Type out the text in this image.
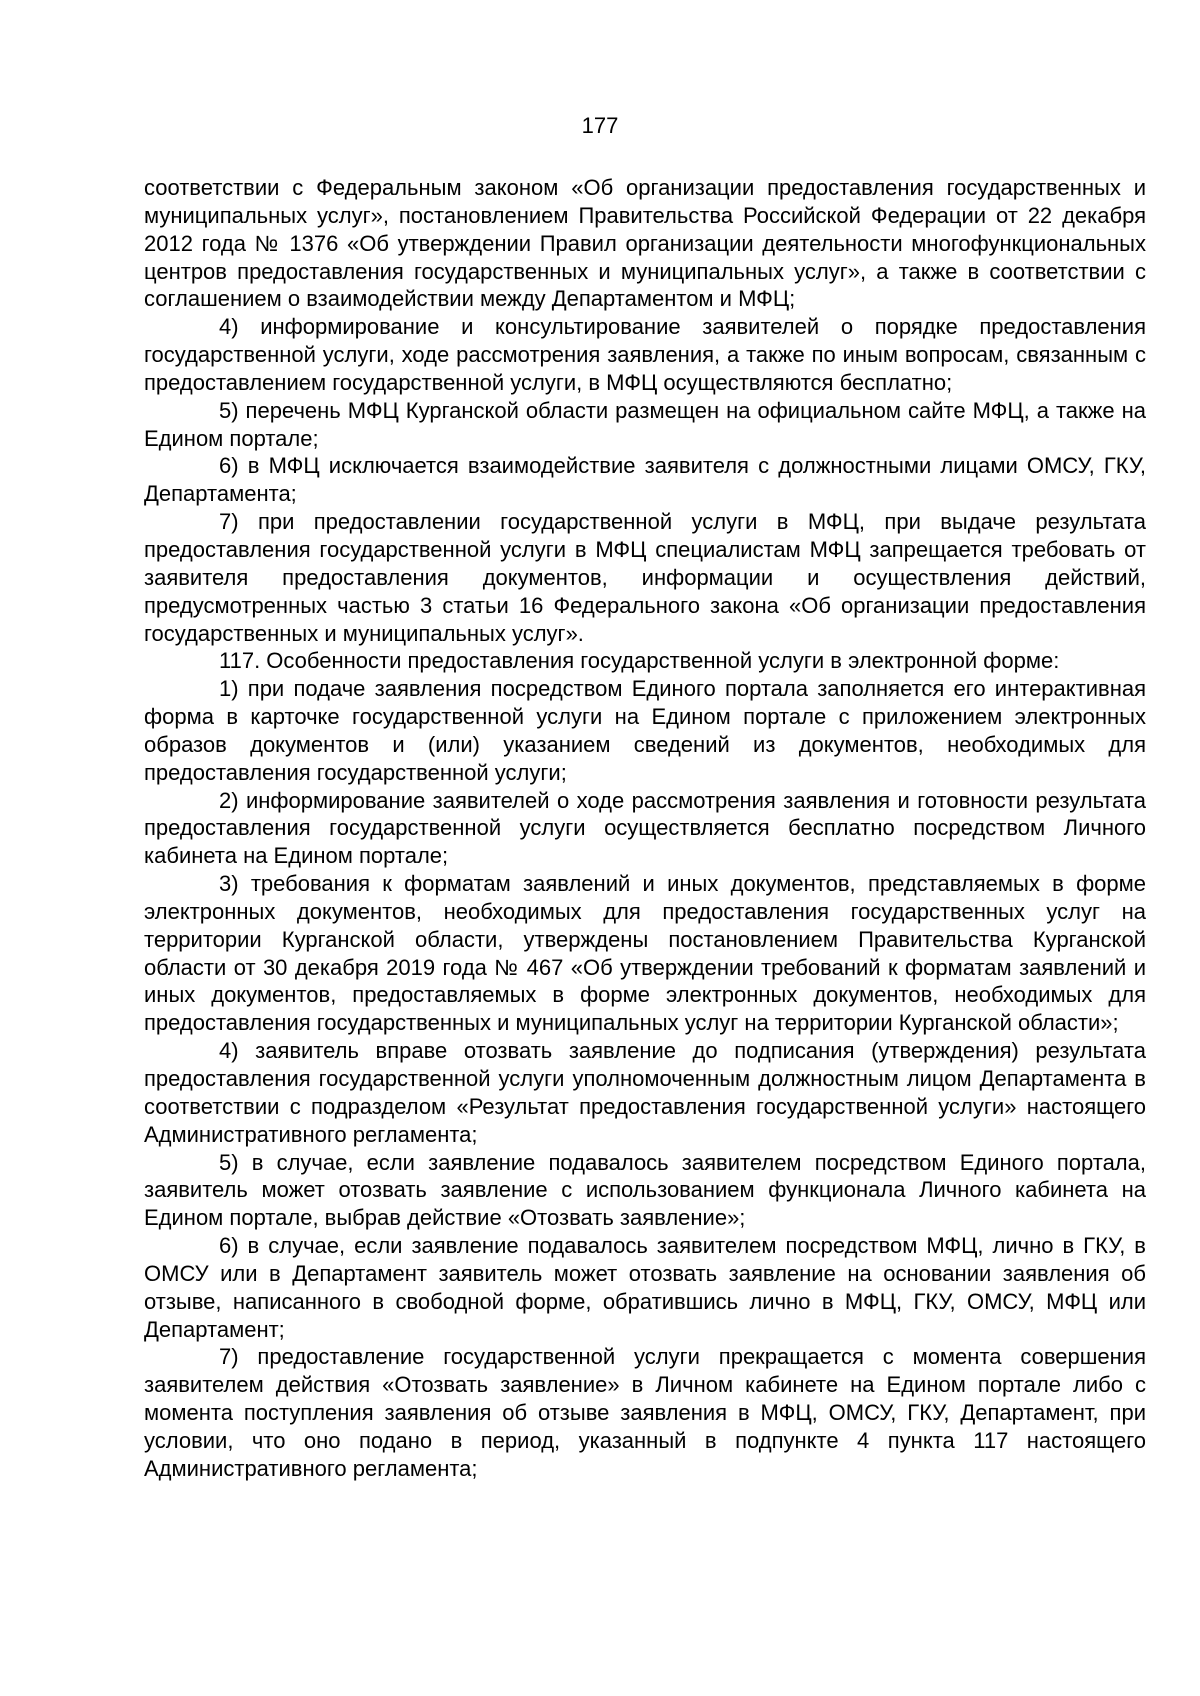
177

соответствии с Федеральным законом «Об организации предоставления государственных и муниципальных услуг», постановлением Правительства Российской Федерации от 22 декабря 2012 года № 1376 «Об утверждении Правил организации деятельности многофункциональных центров предоставления государственных и муниципальных услуг», а также в соответствии с соглашением о взаимодействии между Департаментом и МФЦ;

4) информирование и консультирование заявителей о порядке предоставления государственной услуги, ходе рассмотрения заявления, а также по иным вопросам, связанным с предоставлением государственной услуги, в МФЦ осуществляются бесплатно;

5) перечень МФЦ Курганской области размещен на официальном сайте МФЦ, а также на Едином портале;

6) в МФЦ исключается взаимодействие заявителя с должностными лицами ОМСУ, ГКУ, Департамента;

7) при предоставлении государственной услуги в МФЦ, при выдаче результата предоставления государственной услуги в МФЦ специалистам МФЦ запрещается требовать от заявителя предоставления документов, информации и осуществления действий, предусмотренных частью 3 статьи 16 Федерального закона «Об организации предоставления государственных и муниципальных услуг».

117. Особенности предоставления государственной услуги в электронной форме:

1) при подаче заявления посредством Единого портала заполняется его интерактивная форма в карточке государственной услуги на Едином портале с приложением электронных образов документов и (или) указанием сведений из документов, необходимых для предоставления государственной услуги;

2) информирование заявителей о ходе рассмотрения заявления и готовности результата предоставления государственной услуги осуществляется бесплатно посредством Личного кабинета на Едином портале;

3) требования к форматам заявлений и иных документов, представляемых в форме электронных документов, необходимых для предоставления государственных услуг на территории Курганской области, утверждены постановлением Правительства Курганской области от 30 декабря 2019 года № 467 «Об утверждении требований к форматам заявлений и иных документов, предоставляемых в форме электронных документов, необходимых для предоставления государственных и муниципальных услуг на территории Курганской области»;

4) заявитель вправе отозвать заявление до подписания (утверждения) результата предоставления государственной услуги уполномоченным должностным лицом Департамента в соответствии с подразделом «Результат предоставления государственной услуги» настоящего Административного регламента;

5) в случае, если заявление подавалось заявителем посредством Единого портала, заявитель может отозвать заявление с использованием функционала Личного кабинета на Едином портале, выбрав действие «Отозвать заявление»;

6) в случае, если заявление подавалось заявителем посредством МФЦ, лично в ГКУ, в ОМСУ или в Департамент заявитель может отозвать заявление на основании заявления об отзыве, написанного в свободной форме, обратившись лично в МФЦ, ГКУ, ОМСУ, МФЦ или Департамент;

7) предоставление государственной услуги прекращается с момента совершения заявителем действия «Отозвать заявление» в Личном кабинете на Едином портале либо с момента поступления заявления об отзыве заявления в МФЦ, ОМСУ, ГКУ, Департамент, при условии, что оно подано в период, указанный в подпункте 4 пункта 117 настоящего Административного регламента;
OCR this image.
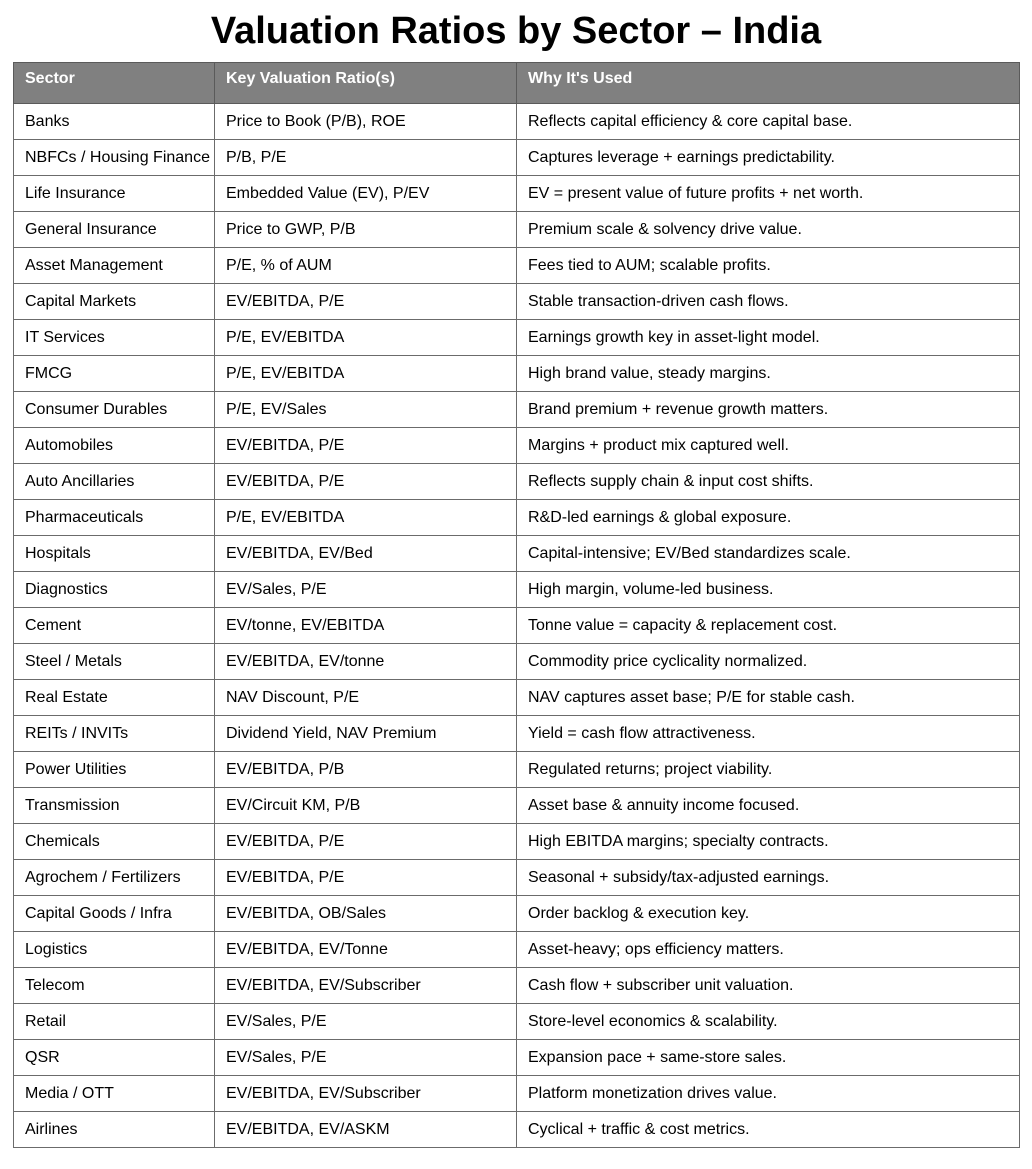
Valuation Ratios by Sector – India
Sector	Key Valuation Ratio(s)	Why It's Used
Banks	Price to Book (P/B), ROE	Reflects capital efficiency & core capital base.
NBFCs / Housing Finance	P/B, P/E	Captures leverage + earnings predictability.
Life Insurance	Embedded Value (EV), P/EV	EV = present value of future profits + net worth.
General Insurance	Price to GWP, P/B	Premium scale & solvency drive value.
Asset Management	P/E, % of AUM	Fees tied to AUM; scalable profits.
Capital Markets	EV/EBITDA, P/E	Stable transaction-driven cash flows.
IT Services	P/E, EV/EBITDA	Earnings growth key in asset-light model.
FMCG	P/E, EV/EBITDA	High brand value, steady margins.
Consumer Durables	P/E, EV/Sales	Brand premium + revenue growth matters.
Automobiles	EV/EBITDA, P/E	Margins + product mix captured well.
Auto Ancillaries	EV/EBITDA, P/E	Reflects supply chain & input cost shifts.
Pharmaceuticals	P/E, EV/EBITDA	R&D-led earnings & global exposure.
Hospitals	EV/EBITDA, EV/Bed	Capital-intensive; EV/Bed standardizes scale.
Diagnostics	EV/Sales, P/E	High margin, volume-led business.
Cement	EV/tonne, EV/EBITDA	Tonne value = capacity & replacement cost.
Steel / Metals	EV/EBITDA, EV/tonne	Commodity price cyclicality normalized.
Real Estate	NAV Discount, P/E	NAV captures asset base; P/E for stable cash.
REITs / INVITs	Dividend Yield, NAV Premium	Yield = cash flow attractiveness.
Power Utilities	EV/EBITDA, P/B	Regulated returns; project viability.
Transmission	EV/Circuit KM, P/B	Asset base & annuity income focused.
Chemicals	EV/EBITDA, P/E	High EBITDA margins; specialty contracts.
Agrochem / Fertilizers	EV/EBITDA, P/E	Seasonal + subsidy/tax-adjusted earnings.
Capital Goods / Infra	EV/EBITDA, OB/Sales	Order backlog & execution key.
Logistics	EV/EBITDA, EV/Tonne	Asset-heavy; ops efficiency matters.
Telecom	EV/EBITDA, EV/Subscriber	Cash flow + subscriber unit valuation.
Retail	EV/Sales, P/E	Store-level economics & scalability.
QSR	EV/Sales, P/E	Expansion pace + same-store sales.
Media / OTT	EV/EBITDA, EV/Subscriber	Platform monetization drives value.
Airlines	EV/EBITDA, EV/ASKM	Cyclical + traffic & cost metrics.
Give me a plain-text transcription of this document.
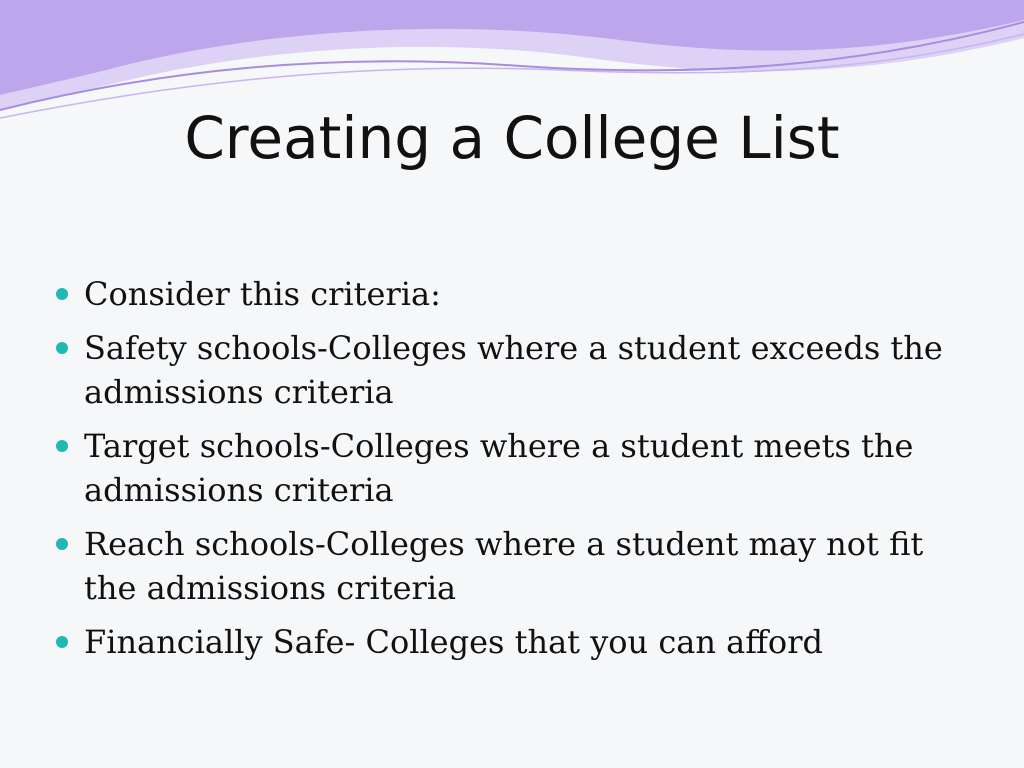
Creating a College List
Consider this criteria:
Safety schools-Colleges where a student exceeds the admissions criteria
Target schools-Colleges where a student meets the admissions criteria
Reach schools-Colleges where a student may not fit the admissions criteria
Financially Safe- Colleges that you can afford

____________________

Problem description ▸
Every entry above needs to be retyped exactly; drop the pictures.

Exercise solution ▸
Type out the text in this image.
177

соответствии с Федеральным законом «Об организации предоставления государственных и муниципальных услуг», постановлением Правительства Российской Федерации от 22 декабря 2012 года № 1376 «Об утверждении Правил организации деятельности многофункциональных центров предоставления государственных и муниципальных услуг», а также в соответствии с соглашением о взаимодействии между Департаментом и МФЦ;

4) информирование и консультирование заявителей о порядке предоставления государственной услуги, ходе рассмотрения заявления, а также по иным вопросам, связанным с предоставлением государственной услуги, в МФЦ осуществляются бесплатно;

5) перечень МФЦ Курганской области размещен на официальном сайте МФЦ, а также на Едином портале;

6) в МФЦ исключается взаимодействие заявителя с должностными лицами ОМСУ, ГКУ, Департамента;

7) при предоставлении государственной услуги в МФЦ, при выдаче результата предоставления государственной услуги в МФЦ специалистам МФЦ запрещается требовать от заявителя предоставления документов, информации и осуществления действий, предусмотренных частью 3 статьи 16 Федерального закона «Об организации предоставления государственных и муниципальных услуг».

117. Особенности предоставления государственной услуги в электронной форме:

1) при подаче заявления посредством Единого портала заполняется его интерактивная форма в карточке государственной услуги на Едином портале с приложением электронных образов документов и (или) указанием сведений из документов, необходимых для предоставления государственной услуги;

2) информирование заявителей о ходе рассмотрения заявления и готовности результата предоставления государственной услуги осуществляется бесплатно посредством Личного кабинета на Едином портале;

3) требования к форматам заявлений и иных документов, представляемых в форме электронных документов, необходимых для предоставления государственных услуг на территории Курганской области, утверждены постановлением Правительства Курганской области от 30 декабря 2019 года № 467 «Об утверждении требований к форматам заявлений и иных документов, предоставляемых в форме электронных документов, необходимых для предоставления государственных и муниципальных услуг на территории Курганской области»;

4) заявитель вправе отозвать заявление до подписания (утверждения) результата предоставления государственной услуги уполномоченным должностным лицом Департамента в соответствии с подразделом «Результат предоставления государственной услуги» настоящего Административного регламента;

5) в случае, если заявление подавалось заявителем посредством Единого портала, заявитель может отозвать заявление с использованием функционала Личного кабинета на Едином портале, выбрав действие «Отозвать заявление»;

6) в случае, если заявление подавалось заявителем посредством МФЦ, лично в ГКУ, в ОМСУ или в Департамент заявитель может отозвать заявление на основании заявления об отзыве, написанного в свободной форме, обратившись лично в МФЦ, ГКУ, ОМСУ, МФЦ или Департамент;

7) предоставление государственной услуги прекращается с момента совершения заявителем действия «Отозвать заявление» в Личном кабинете на Едином портале либо с момента поступления заявления об отзыве заявления в МФЦ, ОМСУ, ГКУ, Департамент, при условии, что оно подано в период, указанный в подпункте 4 пункта 117 настоящего Административного регламента;
OCR this image.
Valuation Ratios by Sector – India
Sector	Key Valuation Ratio(s)	Why It's Used
Banks	Price to Book (P/B), ROE	Reflects capital efficiency & core capital base.
NBFCs / Housing Finance	P/B, P/E	Captures leverage + earnings predictability.
Life Insurance	Embedded Value (EV), P/EV	EV = present value of future profits + net worth.
General Insurance	Price to GWP, P/B	Premium scale & solvency drive value.
Asset Management	P/E, % of AUM	Fees tied to AUM; scalable profits.
Capital Markets	EV/EBITDA, P/E	Stable transaction-driven cash flows.
IT Services	P/E, EV/EBITDA	Earnings growth key in asset-light model.
FMCG	P/E, EV/EBITDA	High brand value, steady margins.
Consumer Durables	P/E, EV/Sales	Brand premium + revenue growth matters.
Automobiles	EV/EBITDA, P/E	Margins + product mix captured well.
Auto Ancillaries	EV/EBITDA, P/E	Reflects supply chain & input cost shifts.
Pharmaceuticals	P/E, EV/EBITDA	R&D-led earnings & global exposure.
Hospitals	EV/EBITDA, EV/Bed	Capital-intensive; EV/Bed standardizes scale.
Diagnostics	EV/Sales, P/E	High margin, volume-led business.
Cement	EV/tonne, EV/EBITDA	Tonne value = capacity & replacement cost.
Steel / Metals	EV/EBITDA, EV/tonne	Commodity price cyclicality normalized.
Real Estate	NAV Discount, P/E	NAV captures asset base; P/E for stable cash.
REITs / INVITs	Dividend Yield, NAV Premium	Yield = cash flow attractiveness.
Power Utilities	EV/EBITDA, P/B	Regulated returns; project viability.
Transmission	EV/Circuit KM, P/B	Asset base & annuity income focused.
Chemicals	EV/EBITDA, P/E	High EBITDA margins; specialty contracts.
Agrochem / Fertilizers	EV/EBITDA, P/E	Seasonal + subsidy/tax-adjusted earnings.
Capital Goods / Infra	EV/EBITDA, OB/Sales	Order backlog & execution key.
Logistics	EV/EBITDA, EV/Tonne	Asset-heavy; ops efficiency matters.
Telecom	EV/EBITDA, EV/Subscriber	Cash flow + subscriber unit valuation.
Retail	EV/Sales, P/E	Store-level economics & scalability.
QSR	EV/Sales, P/E	Expansion pace + same-store sales.
Media / OTT	EV/EBITDA, EV/Subscriber	Platform monetization drives value.
Airlines	EV/EBITDA, EV/ASKM	Cyclical + traffic & cost metrics.
Give me a plain-text transcription of this document.
Creating a College List
Consider this criteria:
Safety schools-Colleges where a student exceeds the admissions criteria
Target schools-Colleges where a student meets the admissions criteria
Reach schools-Colleges where a student may not fit the admissions criteria
Financially Safe- Colleges that you can afford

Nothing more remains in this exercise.